§ **Material provided**:

○ ○ ○

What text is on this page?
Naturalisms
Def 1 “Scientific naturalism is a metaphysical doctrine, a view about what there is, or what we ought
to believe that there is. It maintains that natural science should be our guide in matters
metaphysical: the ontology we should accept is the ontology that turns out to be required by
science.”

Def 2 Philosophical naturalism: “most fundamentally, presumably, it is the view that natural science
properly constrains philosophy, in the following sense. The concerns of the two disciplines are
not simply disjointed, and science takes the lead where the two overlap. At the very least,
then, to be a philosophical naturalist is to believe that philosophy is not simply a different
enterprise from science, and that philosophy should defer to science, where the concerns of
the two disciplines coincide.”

○ ○ ○

§ **Exercise brief**:
Collect each line containing the string "believe".

§ **In response**:
to believe that there is. It maintains that natural science should be our guide in matters
then, to be a philosophical naturalist is to believe that philosophy is not simply a different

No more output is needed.